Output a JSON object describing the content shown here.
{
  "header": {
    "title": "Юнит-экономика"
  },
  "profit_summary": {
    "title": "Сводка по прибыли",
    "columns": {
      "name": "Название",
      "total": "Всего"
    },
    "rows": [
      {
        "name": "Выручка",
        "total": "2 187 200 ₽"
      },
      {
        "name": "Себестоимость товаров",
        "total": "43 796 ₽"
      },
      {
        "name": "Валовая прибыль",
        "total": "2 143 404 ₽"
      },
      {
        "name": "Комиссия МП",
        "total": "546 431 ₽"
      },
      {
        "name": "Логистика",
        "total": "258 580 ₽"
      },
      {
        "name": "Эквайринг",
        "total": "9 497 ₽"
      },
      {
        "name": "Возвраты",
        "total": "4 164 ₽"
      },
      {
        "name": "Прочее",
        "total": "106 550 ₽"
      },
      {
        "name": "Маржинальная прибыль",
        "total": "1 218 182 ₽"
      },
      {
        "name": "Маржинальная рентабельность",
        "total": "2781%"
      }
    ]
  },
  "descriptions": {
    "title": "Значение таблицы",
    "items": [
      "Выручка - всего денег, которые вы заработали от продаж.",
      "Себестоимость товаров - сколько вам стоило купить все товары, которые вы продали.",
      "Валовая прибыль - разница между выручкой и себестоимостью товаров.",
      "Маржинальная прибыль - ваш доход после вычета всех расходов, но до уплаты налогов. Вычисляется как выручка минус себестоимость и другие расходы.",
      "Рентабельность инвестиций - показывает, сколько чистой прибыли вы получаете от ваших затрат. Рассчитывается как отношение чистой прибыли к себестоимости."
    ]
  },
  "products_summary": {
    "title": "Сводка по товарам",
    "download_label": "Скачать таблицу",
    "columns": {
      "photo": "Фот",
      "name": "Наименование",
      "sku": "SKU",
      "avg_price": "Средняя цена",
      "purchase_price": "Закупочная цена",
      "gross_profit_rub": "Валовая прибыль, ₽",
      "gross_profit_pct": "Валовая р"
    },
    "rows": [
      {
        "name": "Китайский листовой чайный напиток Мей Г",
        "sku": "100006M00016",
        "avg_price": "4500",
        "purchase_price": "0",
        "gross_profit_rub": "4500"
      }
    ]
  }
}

════════

**Work to complete**
Say how many lines of the data include the string "прибыль". Nothing other than the number should be given.

**Result of this exercise**
5